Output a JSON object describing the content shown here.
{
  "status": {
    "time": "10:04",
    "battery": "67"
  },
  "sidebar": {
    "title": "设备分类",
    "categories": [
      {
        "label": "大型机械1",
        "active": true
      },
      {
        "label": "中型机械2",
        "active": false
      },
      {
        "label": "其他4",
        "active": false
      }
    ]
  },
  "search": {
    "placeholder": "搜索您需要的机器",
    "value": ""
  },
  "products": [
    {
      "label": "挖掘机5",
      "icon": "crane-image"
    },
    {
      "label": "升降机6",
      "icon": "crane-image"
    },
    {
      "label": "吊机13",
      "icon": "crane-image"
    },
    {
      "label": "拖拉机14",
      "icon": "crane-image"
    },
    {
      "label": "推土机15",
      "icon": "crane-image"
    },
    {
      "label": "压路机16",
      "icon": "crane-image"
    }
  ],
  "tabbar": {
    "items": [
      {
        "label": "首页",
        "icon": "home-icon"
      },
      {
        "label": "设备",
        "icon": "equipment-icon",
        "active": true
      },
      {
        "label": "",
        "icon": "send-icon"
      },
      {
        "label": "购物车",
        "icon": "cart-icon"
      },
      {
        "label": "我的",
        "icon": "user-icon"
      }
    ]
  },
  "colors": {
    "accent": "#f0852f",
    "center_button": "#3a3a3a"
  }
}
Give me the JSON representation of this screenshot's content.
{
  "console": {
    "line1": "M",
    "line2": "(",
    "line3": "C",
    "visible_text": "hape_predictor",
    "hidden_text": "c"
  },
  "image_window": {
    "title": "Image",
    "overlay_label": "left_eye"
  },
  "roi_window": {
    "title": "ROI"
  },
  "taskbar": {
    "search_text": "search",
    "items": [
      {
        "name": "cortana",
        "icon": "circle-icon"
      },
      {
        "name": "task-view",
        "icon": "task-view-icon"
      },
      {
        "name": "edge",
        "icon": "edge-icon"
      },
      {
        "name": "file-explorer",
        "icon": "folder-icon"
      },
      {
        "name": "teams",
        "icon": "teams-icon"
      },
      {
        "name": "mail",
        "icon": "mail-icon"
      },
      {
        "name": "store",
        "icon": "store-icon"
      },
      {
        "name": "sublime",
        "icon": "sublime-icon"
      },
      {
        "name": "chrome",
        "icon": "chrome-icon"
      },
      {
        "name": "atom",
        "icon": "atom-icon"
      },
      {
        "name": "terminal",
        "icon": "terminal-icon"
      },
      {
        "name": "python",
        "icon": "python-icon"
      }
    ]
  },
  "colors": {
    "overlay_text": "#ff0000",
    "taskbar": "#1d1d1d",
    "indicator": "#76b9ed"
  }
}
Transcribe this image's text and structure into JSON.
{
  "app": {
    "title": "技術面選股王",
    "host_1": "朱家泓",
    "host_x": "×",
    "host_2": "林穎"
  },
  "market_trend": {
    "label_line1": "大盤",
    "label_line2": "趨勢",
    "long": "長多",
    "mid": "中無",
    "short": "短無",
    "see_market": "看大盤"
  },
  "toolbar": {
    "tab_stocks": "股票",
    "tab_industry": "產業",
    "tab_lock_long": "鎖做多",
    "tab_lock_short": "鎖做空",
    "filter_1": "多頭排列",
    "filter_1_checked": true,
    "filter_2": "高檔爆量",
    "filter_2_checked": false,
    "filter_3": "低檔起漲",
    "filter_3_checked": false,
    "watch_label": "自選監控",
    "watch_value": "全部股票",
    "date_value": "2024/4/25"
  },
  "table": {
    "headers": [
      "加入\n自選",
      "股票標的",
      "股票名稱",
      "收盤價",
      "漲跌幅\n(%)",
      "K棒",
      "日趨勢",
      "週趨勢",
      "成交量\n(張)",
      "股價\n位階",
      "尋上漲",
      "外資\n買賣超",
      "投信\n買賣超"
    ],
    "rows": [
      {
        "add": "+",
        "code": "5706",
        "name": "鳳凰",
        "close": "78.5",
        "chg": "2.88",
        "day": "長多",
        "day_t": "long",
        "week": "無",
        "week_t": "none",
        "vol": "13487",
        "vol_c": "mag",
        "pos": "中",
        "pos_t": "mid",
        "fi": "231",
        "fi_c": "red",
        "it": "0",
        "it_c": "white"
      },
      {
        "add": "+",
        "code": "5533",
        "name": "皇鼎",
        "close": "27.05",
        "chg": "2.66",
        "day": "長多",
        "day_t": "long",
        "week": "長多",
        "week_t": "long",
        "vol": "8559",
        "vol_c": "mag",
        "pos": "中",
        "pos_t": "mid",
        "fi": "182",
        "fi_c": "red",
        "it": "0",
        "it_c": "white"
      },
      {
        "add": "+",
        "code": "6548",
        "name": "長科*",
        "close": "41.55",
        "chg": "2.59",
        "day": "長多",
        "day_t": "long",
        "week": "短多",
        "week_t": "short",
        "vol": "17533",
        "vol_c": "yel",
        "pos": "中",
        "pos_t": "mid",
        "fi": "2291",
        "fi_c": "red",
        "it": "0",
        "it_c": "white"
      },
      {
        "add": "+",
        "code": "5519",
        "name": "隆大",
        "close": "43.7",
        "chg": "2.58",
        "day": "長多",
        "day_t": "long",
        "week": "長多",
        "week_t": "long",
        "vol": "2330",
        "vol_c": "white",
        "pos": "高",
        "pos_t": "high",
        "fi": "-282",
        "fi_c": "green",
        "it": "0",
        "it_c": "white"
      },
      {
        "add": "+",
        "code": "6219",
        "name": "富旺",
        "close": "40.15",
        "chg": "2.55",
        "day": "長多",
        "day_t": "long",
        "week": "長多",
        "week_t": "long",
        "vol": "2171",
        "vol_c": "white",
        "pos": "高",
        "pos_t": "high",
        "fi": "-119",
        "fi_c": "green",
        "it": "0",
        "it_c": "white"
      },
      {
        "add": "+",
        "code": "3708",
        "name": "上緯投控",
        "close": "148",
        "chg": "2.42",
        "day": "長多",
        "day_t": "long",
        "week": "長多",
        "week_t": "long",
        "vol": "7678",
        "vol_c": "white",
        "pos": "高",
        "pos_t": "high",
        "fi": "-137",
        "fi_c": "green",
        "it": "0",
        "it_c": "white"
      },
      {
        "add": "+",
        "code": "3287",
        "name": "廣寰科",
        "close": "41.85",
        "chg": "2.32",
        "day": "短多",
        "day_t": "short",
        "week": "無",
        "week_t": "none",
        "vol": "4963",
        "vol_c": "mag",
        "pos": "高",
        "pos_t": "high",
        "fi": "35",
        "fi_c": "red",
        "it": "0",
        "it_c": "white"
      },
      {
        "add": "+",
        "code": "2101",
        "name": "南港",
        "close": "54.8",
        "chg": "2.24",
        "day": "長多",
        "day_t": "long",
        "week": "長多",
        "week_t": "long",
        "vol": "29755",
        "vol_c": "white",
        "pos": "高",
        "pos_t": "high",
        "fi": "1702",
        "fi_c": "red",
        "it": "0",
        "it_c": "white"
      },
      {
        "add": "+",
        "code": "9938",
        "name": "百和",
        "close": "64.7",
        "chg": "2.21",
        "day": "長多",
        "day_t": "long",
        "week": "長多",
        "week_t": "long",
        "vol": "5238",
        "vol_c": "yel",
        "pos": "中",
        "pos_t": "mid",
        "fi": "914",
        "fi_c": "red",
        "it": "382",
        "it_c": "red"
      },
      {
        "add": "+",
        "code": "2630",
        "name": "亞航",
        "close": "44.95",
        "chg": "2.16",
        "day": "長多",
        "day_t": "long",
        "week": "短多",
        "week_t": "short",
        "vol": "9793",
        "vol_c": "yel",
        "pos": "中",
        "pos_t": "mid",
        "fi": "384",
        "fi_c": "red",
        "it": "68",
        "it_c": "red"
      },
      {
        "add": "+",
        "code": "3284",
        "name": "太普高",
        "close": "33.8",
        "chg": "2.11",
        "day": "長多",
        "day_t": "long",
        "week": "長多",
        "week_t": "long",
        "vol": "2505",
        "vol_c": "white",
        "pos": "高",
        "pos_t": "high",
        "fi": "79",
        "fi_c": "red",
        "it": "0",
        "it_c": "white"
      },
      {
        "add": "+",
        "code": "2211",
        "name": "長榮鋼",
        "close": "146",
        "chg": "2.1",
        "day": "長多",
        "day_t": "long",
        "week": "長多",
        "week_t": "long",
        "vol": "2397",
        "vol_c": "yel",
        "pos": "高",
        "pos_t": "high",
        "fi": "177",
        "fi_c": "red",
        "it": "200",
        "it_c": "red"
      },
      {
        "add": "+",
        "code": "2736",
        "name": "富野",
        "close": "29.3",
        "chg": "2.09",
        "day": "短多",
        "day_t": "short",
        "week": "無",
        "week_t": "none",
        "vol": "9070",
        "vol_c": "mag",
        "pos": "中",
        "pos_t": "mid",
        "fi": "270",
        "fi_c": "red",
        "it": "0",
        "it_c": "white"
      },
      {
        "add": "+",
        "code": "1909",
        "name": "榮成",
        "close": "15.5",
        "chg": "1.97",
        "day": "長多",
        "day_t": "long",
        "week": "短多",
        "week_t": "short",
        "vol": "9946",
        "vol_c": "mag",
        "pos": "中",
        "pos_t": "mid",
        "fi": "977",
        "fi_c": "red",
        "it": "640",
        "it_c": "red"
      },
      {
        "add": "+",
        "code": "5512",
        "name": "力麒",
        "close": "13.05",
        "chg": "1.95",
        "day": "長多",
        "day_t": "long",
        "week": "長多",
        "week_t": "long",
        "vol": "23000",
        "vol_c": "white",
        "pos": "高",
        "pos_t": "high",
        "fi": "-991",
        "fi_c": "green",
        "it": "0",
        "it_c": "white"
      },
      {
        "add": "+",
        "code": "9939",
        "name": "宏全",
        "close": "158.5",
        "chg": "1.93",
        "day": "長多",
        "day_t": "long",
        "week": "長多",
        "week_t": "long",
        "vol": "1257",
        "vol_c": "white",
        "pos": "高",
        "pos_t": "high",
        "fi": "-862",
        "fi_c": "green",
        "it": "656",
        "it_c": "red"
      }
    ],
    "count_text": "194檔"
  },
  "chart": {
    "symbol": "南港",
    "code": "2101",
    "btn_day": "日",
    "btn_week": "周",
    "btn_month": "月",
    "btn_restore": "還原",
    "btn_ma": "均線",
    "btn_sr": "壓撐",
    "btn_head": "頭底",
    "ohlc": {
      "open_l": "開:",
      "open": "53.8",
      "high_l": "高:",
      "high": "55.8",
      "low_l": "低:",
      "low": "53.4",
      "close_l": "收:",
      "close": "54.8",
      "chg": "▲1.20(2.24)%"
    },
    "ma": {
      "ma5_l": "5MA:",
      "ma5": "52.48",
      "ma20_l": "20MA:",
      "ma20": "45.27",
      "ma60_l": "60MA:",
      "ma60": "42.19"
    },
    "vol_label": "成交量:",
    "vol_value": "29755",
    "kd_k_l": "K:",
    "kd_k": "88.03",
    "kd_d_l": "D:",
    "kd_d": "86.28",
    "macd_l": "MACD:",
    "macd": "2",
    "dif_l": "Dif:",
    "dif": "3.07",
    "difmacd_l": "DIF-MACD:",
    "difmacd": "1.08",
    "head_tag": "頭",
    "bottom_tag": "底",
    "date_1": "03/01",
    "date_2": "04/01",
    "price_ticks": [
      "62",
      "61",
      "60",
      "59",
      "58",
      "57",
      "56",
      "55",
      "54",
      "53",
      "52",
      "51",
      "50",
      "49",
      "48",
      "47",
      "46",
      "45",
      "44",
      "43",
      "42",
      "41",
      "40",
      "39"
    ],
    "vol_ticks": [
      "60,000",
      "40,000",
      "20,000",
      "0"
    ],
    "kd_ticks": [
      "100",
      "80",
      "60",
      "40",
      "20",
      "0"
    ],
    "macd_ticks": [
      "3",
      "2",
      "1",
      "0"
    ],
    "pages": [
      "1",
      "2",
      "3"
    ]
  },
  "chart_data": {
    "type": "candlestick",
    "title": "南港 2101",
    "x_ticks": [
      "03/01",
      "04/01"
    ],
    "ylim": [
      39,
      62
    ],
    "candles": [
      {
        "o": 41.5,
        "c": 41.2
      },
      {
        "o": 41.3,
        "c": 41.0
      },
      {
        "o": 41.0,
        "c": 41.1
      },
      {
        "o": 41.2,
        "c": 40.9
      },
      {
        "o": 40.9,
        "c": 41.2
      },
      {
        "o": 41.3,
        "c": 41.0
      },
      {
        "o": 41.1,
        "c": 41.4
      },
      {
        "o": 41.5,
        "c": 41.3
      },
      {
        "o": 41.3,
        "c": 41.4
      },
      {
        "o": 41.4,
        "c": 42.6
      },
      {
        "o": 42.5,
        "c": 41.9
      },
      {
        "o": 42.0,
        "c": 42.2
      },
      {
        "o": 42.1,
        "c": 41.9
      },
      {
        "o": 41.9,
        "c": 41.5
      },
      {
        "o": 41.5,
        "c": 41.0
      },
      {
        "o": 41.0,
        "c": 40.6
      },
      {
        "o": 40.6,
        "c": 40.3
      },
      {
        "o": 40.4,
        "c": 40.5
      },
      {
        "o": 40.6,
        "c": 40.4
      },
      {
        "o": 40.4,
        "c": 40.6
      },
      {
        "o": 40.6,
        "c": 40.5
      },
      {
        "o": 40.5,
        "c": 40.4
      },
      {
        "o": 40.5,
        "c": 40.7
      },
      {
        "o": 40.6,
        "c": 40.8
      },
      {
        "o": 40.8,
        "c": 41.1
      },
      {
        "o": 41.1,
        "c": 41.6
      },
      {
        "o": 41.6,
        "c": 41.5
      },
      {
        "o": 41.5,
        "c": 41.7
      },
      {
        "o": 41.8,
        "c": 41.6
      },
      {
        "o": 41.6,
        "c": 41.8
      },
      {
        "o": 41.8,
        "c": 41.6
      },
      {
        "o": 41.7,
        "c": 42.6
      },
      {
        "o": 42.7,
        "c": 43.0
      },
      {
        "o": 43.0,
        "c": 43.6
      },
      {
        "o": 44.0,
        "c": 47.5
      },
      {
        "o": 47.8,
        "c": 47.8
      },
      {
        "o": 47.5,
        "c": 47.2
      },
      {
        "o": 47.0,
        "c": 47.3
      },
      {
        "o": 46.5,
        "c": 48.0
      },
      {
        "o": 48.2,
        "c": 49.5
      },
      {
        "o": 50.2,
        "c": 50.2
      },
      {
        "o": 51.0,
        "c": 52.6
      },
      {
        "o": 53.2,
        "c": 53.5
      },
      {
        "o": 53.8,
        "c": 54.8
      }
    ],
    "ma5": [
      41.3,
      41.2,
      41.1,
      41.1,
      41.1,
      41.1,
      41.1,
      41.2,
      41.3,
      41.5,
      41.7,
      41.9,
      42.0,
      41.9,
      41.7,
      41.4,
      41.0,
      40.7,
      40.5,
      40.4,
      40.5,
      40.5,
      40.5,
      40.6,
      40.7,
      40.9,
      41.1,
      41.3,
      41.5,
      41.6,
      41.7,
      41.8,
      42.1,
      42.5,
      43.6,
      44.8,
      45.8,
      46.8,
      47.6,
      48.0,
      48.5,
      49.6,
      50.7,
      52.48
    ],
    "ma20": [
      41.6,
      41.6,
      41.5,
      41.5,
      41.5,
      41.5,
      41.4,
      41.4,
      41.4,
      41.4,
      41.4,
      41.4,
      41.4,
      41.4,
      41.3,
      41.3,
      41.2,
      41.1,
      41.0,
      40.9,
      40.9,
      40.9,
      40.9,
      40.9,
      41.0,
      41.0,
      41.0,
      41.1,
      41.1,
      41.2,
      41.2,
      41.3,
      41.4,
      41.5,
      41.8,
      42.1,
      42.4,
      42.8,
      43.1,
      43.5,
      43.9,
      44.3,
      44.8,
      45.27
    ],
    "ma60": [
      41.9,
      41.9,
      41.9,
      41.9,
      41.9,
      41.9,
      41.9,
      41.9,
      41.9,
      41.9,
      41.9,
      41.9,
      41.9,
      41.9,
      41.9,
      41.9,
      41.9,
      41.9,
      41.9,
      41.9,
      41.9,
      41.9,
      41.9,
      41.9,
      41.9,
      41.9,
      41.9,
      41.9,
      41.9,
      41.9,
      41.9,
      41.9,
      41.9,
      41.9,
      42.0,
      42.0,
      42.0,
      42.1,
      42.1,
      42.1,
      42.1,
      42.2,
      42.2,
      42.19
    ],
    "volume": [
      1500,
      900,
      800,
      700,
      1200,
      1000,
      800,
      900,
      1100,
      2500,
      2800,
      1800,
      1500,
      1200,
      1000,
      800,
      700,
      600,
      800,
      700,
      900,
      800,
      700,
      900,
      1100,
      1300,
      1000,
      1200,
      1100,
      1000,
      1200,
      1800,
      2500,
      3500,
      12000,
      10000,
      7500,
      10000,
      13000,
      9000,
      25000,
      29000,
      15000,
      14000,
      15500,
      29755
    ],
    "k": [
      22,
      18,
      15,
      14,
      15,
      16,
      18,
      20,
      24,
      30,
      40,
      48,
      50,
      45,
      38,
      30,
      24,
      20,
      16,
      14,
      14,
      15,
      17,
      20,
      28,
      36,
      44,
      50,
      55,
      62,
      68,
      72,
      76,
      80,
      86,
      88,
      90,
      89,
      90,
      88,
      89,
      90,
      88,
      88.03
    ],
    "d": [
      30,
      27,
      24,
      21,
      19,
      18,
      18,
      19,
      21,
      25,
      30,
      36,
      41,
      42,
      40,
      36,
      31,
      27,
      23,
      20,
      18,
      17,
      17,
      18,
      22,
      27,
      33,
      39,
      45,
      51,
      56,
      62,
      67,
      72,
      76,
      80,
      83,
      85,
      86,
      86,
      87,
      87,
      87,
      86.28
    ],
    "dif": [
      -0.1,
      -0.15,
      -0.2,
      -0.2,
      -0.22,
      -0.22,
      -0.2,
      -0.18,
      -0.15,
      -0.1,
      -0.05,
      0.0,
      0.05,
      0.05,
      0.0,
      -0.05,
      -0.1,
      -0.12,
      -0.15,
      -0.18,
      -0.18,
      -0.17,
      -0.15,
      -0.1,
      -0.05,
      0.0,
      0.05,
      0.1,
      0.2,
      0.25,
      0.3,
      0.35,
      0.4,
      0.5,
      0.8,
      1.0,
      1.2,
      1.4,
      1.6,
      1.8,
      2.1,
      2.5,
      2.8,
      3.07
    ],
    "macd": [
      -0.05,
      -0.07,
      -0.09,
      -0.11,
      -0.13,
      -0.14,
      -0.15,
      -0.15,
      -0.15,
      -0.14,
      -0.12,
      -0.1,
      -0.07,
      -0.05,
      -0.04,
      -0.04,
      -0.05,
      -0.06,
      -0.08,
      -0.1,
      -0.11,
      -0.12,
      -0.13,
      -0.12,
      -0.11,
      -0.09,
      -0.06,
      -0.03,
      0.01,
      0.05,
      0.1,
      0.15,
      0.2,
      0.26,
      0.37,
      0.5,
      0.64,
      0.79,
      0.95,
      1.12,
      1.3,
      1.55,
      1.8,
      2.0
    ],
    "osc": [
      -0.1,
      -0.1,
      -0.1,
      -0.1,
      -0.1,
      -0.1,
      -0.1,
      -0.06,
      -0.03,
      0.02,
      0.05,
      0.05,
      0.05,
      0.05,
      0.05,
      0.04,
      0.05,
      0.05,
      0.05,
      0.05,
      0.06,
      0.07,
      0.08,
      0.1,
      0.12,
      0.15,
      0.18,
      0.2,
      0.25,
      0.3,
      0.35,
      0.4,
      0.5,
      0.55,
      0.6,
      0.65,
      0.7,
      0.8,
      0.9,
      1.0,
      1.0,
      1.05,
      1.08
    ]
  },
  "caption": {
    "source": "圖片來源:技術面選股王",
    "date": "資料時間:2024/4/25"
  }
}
==============================
Write out every line of the listing that holds the word "this".

> _EXERCISE OUTPUT_:
Give me the JSON representation of this screenshot's content.
Transcribe this image's text and structure into JSON.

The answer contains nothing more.